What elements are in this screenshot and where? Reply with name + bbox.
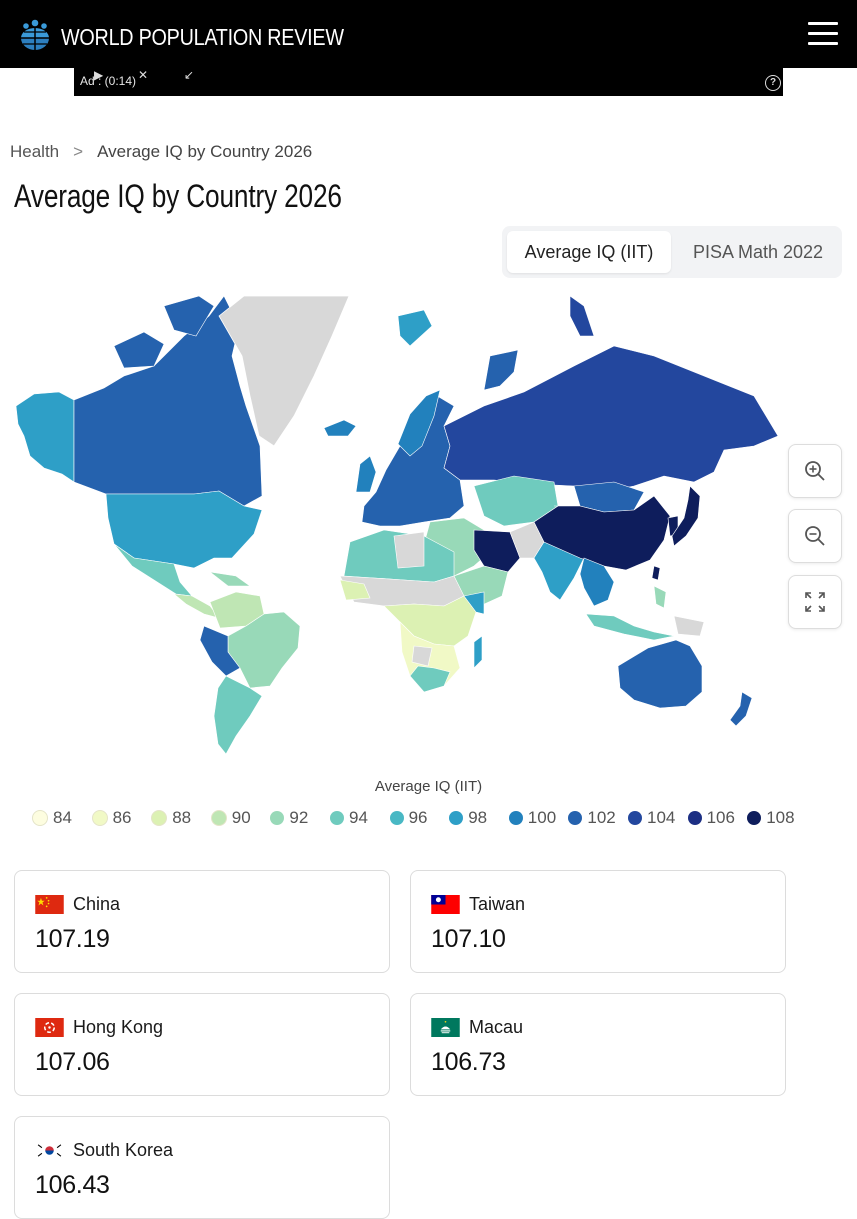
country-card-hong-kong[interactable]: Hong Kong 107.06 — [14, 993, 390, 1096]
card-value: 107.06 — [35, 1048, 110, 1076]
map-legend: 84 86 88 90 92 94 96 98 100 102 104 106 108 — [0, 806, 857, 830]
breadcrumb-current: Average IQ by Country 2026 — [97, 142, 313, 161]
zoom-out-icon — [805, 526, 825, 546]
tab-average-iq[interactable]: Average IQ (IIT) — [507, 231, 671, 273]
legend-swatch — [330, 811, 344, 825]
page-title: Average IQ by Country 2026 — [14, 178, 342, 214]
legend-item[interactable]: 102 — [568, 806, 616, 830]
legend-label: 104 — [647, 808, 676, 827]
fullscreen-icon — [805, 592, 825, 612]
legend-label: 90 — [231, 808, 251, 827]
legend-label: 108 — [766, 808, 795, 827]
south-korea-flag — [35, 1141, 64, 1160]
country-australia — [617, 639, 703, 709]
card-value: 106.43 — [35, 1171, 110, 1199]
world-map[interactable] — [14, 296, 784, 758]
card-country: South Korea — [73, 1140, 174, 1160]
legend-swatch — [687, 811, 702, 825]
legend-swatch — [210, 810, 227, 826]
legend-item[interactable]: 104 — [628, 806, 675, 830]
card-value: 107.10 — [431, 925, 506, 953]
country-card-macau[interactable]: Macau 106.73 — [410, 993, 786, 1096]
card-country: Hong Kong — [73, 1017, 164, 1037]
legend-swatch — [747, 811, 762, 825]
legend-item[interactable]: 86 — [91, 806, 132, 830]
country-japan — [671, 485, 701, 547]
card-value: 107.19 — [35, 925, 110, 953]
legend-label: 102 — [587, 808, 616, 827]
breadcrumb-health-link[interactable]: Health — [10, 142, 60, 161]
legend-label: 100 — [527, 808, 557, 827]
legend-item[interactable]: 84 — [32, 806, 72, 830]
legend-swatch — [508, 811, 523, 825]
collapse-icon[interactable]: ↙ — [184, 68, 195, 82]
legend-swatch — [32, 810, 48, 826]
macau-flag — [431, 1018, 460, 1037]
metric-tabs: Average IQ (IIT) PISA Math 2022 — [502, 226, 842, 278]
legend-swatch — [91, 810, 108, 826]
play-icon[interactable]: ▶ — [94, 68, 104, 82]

● Goal of the exercise:
Could you rename "legend-swatch" to "legend-color-box" throughout the records above and give them back with everything else unchanged? Leave out the pictures.

● Solution to this task:
What elements are in this screenshot and where? Reply with name + bbox.
country-card-hong-kong[interactable]: Hong Kong 107.06 — [14, 993, 390, 1096]
card-value: 107.06 — [35, 1048, 110, 1076]
map-legend: 84 86 88 90 92 94 96 98 100 102 104 106 108 — [0, 806, 857, 830]
breadcrumb-current: Average IQ by Country 2026 — [97, 142, 313, 161]
zoom-out-icon — [805, 526, 825, 546]
tab-average-iq[interactable]: Average IQ (IIT) — [507, 231, 671, 273]
legend-color-box — [330, 811, 344, 825]
page-title: Average IQ by Country 2026 — [14, 178, 342, 214]
legend-item[interactable]: 102 — [568, 806, 616, 830]
legend-label: 104 — [647, 808, 676, 827]
fullscreen-icon — [805, 592, 825, 612]
legend-label: 90 — [231, 808, 251, 827]
legend-label: 108 — [766, 808, 795, 827]
south-korea-flag — [35, 1141, 64, 1160]
country-australia — [617, 639, 703, 709]
card-value: 106.43 — [35, 1171, 110, 1199]
world-map[interactable] — [14, 296, 784, 758]
card-country: South Korea — [73, 1140, 174, 1160]
legend-color-box — [687, 811, 702, 825]
legend-color-box — [210, 810, 227, 826]
legend-item[interactable]: 104 — [628, 806, 675, 830]
card-value: 107.10 — [431, 925, 506, 953]
country-card-macau[interactable]: Macau 106.73 — [410, 993, 786, 1096]
card-country: Hong Kong — [73, 1017, 164, 1037]
legend-color-box — [747, 811, 762, 825]
legend-item[interactable]: 86 — [91, 806, 132, 830]
country-japan — [671, 485, 701, 547]
card-value: 107.19 — [35, 925, 110, 953]
legend-label: 102 — [587, 808, 616, 827]
breadcrumb-health-link[interactable]: Health — [10, 142, 60, 161]
legend-label: 100 — [527, 808, 557, 827]
legend-item[interactable]: 84 — [32, 806, 72, 830]
legend-color-box — [508, 811, 523, 825]
collapse-icon[interactable]: ↙ — [184, 68, 195, 82]
legend-color-box — [32, 810, 48, 826]
macau-flag — [431, 1018, 460, 1037]
metric-tabs: Average IQ (IIT) PISA Math 2022 — [502, 226, 842, 278]
legend-color-box — [91, 810, 108, 826]
play-icon[interactable]: ▶ — [94, 68, 104, 82]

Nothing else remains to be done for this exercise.